▶ [Given task]
Could you output each line of the data that follows exactly?

──────

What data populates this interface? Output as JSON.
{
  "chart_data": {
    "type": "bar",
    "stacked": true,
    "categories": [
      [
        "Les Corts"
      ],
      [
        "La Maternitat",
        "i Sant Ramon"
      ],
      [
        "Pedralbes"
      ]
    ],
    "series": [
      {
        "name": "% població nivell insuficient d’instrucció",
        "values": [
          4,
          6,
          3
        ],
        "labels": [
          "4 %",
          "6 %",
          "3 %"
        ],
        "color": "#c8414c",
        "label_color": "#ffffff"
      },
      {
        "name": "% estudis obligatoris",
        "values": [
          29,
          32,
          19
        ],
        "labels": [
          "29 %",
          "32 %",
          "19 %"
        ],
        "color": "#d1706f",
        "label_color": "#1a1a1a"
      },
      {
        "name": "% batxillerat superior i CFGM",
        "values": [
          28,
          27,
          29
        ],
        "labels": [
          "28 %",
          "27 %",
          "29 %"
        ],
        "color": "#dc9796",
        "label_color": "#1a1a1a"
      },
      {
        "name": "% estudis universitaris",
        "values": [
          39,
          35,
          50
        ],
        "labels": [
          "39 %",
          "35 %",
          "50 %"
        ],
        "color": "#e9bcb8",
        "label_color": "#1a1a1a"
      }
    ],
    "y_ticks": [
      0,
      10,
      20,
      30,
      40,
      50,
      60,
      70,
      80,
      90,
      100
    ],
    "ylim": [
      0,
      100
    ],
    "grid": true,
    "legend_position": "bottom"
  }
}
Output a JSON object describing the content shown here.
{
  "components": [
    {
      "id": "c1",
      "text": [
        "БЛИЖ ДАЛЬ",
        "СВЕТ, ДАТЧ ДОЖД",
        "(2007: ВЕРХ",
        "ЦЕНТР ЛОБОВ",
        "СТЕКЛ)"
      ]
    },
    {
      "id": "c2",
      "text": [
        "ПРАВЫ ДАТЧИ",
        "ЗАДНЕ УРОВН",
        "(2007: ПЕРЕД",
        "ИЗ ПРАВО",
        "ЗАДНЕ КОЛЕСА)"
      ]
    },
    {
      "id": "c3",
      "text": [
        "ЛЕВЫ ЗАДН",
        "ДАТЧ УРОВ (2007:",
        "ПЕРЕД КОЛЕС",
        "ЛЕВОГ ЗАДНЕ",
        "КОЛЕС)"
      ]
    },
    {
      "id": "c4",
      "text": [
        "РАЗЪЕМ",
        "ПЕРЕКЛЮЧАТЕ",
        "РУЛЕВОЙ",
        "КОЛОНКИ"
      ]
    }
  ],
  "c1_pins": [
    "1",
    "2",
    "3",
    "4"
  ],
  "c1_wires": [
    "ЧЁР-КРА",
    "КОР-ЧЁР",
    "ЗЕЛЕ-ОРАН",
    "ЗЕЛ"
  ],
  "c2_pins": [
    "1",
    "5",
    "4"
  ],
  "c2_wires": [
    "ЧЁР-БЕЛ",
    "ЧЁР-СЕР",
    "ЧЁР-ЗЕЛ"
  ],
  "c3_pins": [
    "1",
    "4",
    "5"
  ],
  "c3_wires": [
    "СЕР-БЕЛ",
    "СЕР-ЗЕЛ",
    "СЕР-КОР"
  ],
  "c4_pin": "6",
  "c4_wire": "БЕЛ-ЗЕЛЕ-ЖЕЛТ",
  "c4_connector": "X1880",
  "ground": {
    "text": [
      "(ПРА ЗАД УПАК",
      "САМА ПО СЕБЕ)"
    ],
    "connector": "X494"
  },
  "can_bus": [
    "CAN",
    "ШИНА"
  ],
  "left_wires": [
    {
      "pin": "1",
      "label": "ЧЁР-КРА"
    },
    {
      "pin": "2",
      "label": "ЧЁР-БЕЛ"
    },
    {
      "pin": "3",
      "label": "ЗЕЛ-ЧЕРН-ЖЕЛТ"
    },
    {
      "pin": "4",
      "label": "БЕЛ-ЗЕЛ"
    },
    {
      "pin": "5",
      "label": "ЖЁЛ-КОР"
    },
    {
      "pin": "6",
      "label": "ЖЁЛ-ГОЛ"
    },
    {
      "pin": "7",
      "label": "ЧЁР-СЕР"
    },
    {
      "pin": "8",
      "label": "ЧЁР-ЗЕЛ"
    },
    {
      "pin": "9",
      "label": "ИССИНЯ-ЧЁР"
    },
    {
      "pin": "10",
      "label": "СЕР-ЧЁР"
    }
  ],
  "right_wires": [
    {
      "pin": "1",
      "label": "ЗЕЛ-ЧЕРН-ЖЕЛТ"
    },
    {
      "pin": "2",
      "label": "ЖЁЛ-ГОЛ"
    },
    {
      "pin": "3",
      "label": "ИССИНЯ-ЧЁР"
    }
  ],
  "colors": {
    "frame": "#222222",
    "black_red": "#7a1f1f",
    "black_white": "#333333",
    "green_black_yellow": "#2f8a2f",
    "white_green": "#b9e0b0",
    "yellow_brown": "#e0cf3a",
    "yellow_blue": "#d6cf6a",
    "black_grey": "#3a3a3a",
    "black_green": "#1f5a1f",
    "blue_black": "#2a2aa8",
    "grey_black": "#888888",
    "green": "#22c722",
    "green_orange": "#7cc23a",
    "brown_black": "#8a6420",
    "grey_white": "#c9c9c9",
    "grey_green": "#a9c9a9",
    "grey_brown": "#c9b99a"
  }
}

──────

▶ [Exercise solution]
What data populates this interface? Output as JSON.
{
  "chart_data": {
    "type": "bar",
    "stacked": true,
    "categories": [
      [
        "Les Corts"
      ],
      [
        "La Maternitat",
        "i Sant Ramon"
      ],
      [
        "Pedralbes"
      ]
    ],
    "series": [
      {
        "name": "% població nivell insuficient d’instrucció",
        "values": [
          4,
          6,
          3
        ],
        "labels": [
          "4 %",
          "6 %",
          "3 %"
        ],
        "color": "#c8414c",
        "label_color": "#ffffff"
      },
      {
        "name": "% estudis obligatoris",
        "values": [
          29,
          32,
          19
        ],
        "labels": [
          "29 %",
          "32 %",
          "19 %"
        ],
        "color": "#d1706f",
        "label_color": "#1a1a1a"
      },
      {
        "name": "% batxillerat superior i CFGM",
        "values": [
          28,
          27,
          29
        ],
        "labels": [
          "28 %",
          "27 %",
          "29 %"
        ],
        "color": "#dc9796",
        "label_color": "#1a1a1a"
      },
      {
        "name": "% estudis universitaris",
        "values": [
          39,
          35,
          50
        ],
        "labels": [
          "39 %",
          "35 %",
          "50 %"
        ],
        "color": "#e9bcb8",
        "label_color": "#1a1a1a"
      }
    ],
    "y_ticks": [
      0,
      10,
      20,
      30,
      40,
      50,
      60,
      70,
      80,
      90,
      100
    ],
    "ylim": [
      0,
      100
    ],
    "grid": true,
    "legend_position": "bottom"
  }
}
Output a JSON object describing the content shown here.
{
  "components": [
    {
      "id": "c1",
      "text": [
        "БЛИЖ ДАЛЬ",
        "СВЕТ, ДАТЧ ДОЖД",
        "(2007: ВЕРХ",
        "ЦЕНТР ЛОБОВ",
        "СТЕКЛ)"
      ]
    },
    {
      "id": "c2",
      "text": [
        "ПРАВЫ ДАТЧИ",
        "ЗАДНЕ УРОВН",
        "(2007: ПЕРЕД",
        "ИЗ ПРАВО",
        "ЗАДНЕ КОЛЕСА)"
      ]
    },
    {
      "id": "c3",
      "text": [
        "ЛЕВЫ ЗАДН",
        "ДАТЧ УРОВ (2007:",
        "ПЕРЕД КОЛЕС",
        "ЛЕВОГ ЗАДНЕ",
        "КОЛЕС)"
      ]
    },
    {
      "id": "c4",
      "text": [
        "РАЗЪЕМ",
        "ПЕРЕКЛЮЧАТЕ",
        "РУЛЕВОЙ",
        "КОЛОНКИ"
      ]
    }
  ],
  "c1_pins": [
    "1",
    "2",
    "3",
    "4"
  ],
  "c1_wires": [
    "ЧЁР-КРА",
    "КОР-ЧЁР",
    "ЗЕЛЕ-ОРАН",
    "ЗЕЛ"
  ],
  "c2_pins": [
    "1",
    "5",
    "4"
  ],
  "c2_wires": [
    "ЧЁР-БЕЛ",
    "ЧЁР-СЕР",
    "ЧЁР-ЗЕЛ"
  ],
  "c3_pins": [
    "1",
    "4",
    "5"
  ],
  "c3_wires": [
    "СЕР-БЕЛ",
    "СЕР-ЗЕЛ",
    "СЕР-КОР"
  ],
  "c4_pin": "6",
  "c4_wire": "БЕЛ-ЗЕЛЕ-ЖЕЛТ",
  "c4_connector": "X1880",
  "ground": {
    "text": [
      "(ПРА ЗАД УПАК",
      "САМА ПО СЕБЕ)"
    ],
    "connector": "X494"
  },
  "can_bus": [
    "CAN",
    "ШИНА"
  ],
  "left_wires": [
    {
      "pin": "1",
      "label": "ЧЁР-КРА"
    },
    {
      "pin": "2",
      "label": "ЧЁР-БЕЛ"
    },
    {
      "pin": "3",
      "label": "ЗЕЛ-ЧЕРН-ЖЕЛТ"
    },
    {
      "pin": "4",
      "label": "БЕЛ-ЗЕЛ"
    },
    {
      "pin": "5",
      "label": "ЖЁЛ-КОР"
    },
    {
      "pin": "6",
      "label": "ЖЁЛ-ГОЛ"
    },
    {
      "pin": "7",
      "label": "ЧЁР-СЕР"
    },
    {
      "pin": "8",
      "label": "ЧЁР-ЗЕЛ"
    },
    {
      "pin": "9",
      "label": "ИССИНЯ-ЧЁР"
    },
    {
      "pin": "10",
      "label": "СЕР-ЧЁР"
    }
  ],
  "right_wires": [
    {
      "pin": "1",
      "label": "ЗЕЛ-ЧЕРН-ЖЕЛТ"
    },
    {
      "pin": "2",
      "label": "ЖЁЛ-ГОЛ"
    },
    {
      "pin": "3",
      "label": "ИССИНЯ-ЧЁР"
    }
  ],
  "colors": {
    "frame": "#222222",
    "black_red": "#7a1f1f",
    "black_white": "#333333",
    "green_black_yellow": "#2f8a2f",
    "white_green": "#b9e0b0",
    "yellow_brown": "#e0cf3a",
    "yellow_blue": "#d6cf6a",
    "black_grey": "#3a3a3a",
    "black_green": "#1f5a1f",
    "blue_black": "#2a2aa8",
    "grey_black": "#888888",
    "green": "#22c722",
    "green_orange": "#7cc23a",
    "brown_black": "#8a6420",
    "grey_white": "#c9c9c9",
    "grey_green": "#a9c9a9",
    "grey_brown": "#c9b99a"
  }
}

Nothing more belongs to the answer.